• [TASK INSTRUCTIONS]
Repeat every record below exactly, but leave out any pictures.

• [INPUT FOR THIS TASK]
▼

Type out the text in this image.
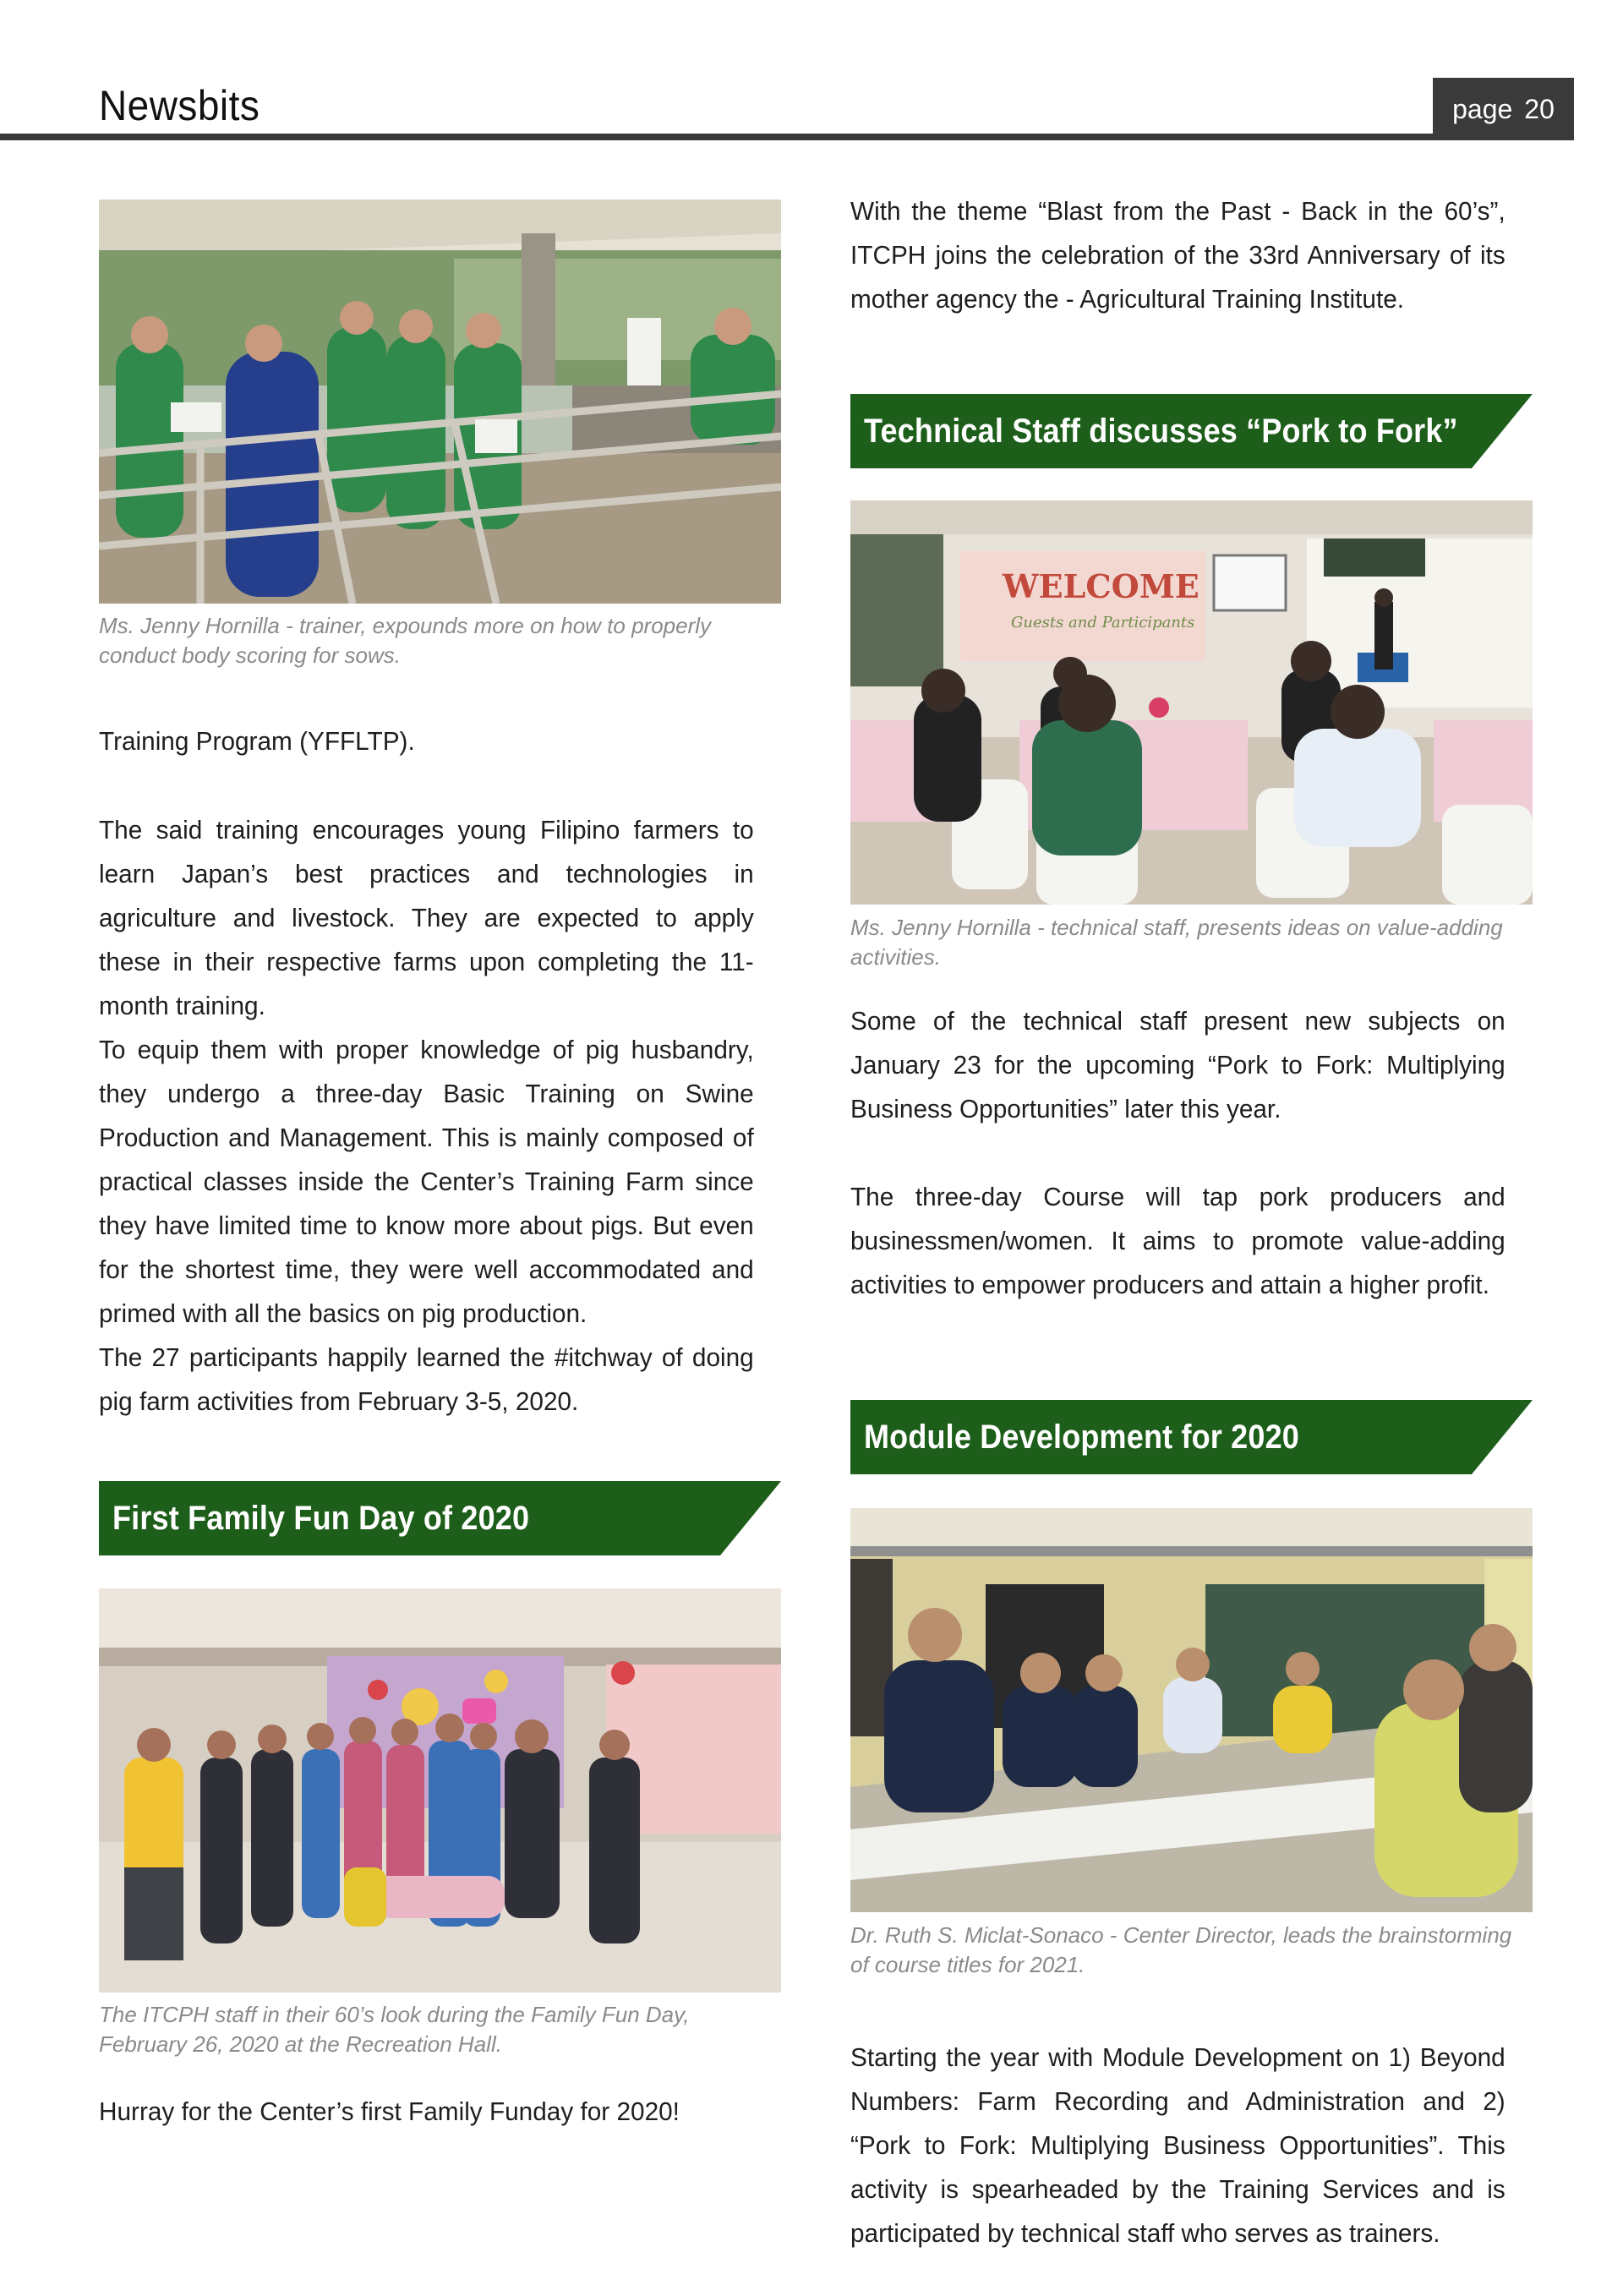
Newsbits	page 20
Ms. Jenny Hornilla - trainer, expounds more on how to properly conduct body scoring for sows.
Training Program (YFFLTP).
The said training encourages young Filipino farmers to learn Japan’s best practices and technologies in agriculture and livestock. They are expected to apply these in their respective farms upon completing the 11-month training.
To equip them with proper knowledge of pig husbandry, they undergo a three-day Basic Training on Swine Production and Management. This is mainly composed of practical classes inside the Center’s Training Farm since they have limited time to know more about pigs. But even for the shortest time, they were well accommodated and primed with all the basics on pig production.
The 27 participants happily learned the #itchway of doing pig farm activities from February 3-5, 2020.
First Family Fun Day of 2020
The ITCPH staff in their 60’s look during the Family Fun Day, February 26, 2020 at the Recreation Hall.
Hurray for the Center’s first Family Funday for 2020!
With the theme “Blast from the Past - Back in the 60’s”, ITCPH joins the celebration of the 33rd Anniversary of its mother agency the - Agricultural Training Institute.
Technical Staff discusses “Pork to Fork”
WELCOME
Guests and Participants
Ms. Jenny Hornilla - technical staff, presents ideas on value-adding activities.
Some of the technical staff present new subjects on January 23 for the upcoming “Pork to Fork: Multiplying Business Opportunities” later this year.
The three-day Course will tap pork producers and businessmen/women. It aims to promote value-adding activities to empower producers and attain a higher profit.
Module Development for 2020
Dr. Ruth S. Miclat-Sonaco - Center Director, leads the brainstorming of course titles for 2021.
Starting the year with Module Development on 1) Beyond Numbers: Farm Recording and Administration and 2) “Pork to Fork: Multiplying Business Opportunities”. This activity is spearheaded by the Training Services and is participated by technical staff who serves as trainers.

▲

• [FINISHED TASK]
Type out the text in this image.
Newsbits	page 20
Ms. Jenny Hornilla - trainer, expounds more on how to properly conduct body scoring for sows.
Training Program (YFFLTP).
The said training encourages young Filipino farmers to learn Japan’s best practices and technologies in agriculture and livestock. They are expected to apply these in their respective farms upon completing the 11-month training.
To equip them with proper knowledge of pig husbandry, they undergo a three-day Basic Training on Swine Production and Management. This is mainly composed of practical classes inside the Center’s Training Farm since they have limited time to know more about pigs. But even for the shortest time, they were well accommodated and primed with all the basics on pig production.
The 27 participants happily learned the #itchway of doing pig farm activities from February 3-5, 2020.
First Family Fun Day of 2020
The ITCPH staff in their 60’s look during the Family Fun Day, February 26, 2020 at the Recreation Hall.
Hurray for the Center’s first Family Funday for 2020!
With the theme “Blast from the Past - Back in the 60’s”, ITCPH joins the celebration of the 33rd Anniversary of its mother agency the - Agricultural Training Institute.
Technical Staff discusses “Pork to Fork”
WELCOME
Guests and Participants
Ms. Jenny Hornilla - technical staff, presents ideas on value-adding activities.
Some of the technical staff present new subjects on January 23 for the upcoming “Pork to Fork: Multiplying Business Opportunities” later this year.
The three-day Course will tap pork producers and businessmen/women. It aims to promote value-adding activities to empower producers and attain a higher profit.
Module Development for 2020
Dr. Ruth S. Miclat-Sonaco - Center Director, leads the brainstorming of course titles for 2021.
Starting the year with Module Development on 1) Beyond Numbers: Farm Recording and Administration and 2) “Pork to Fork: Multiplying Business Opportunities”. This activity is spearheaded by the Training Services and is participated by technical staff who serves as trainers.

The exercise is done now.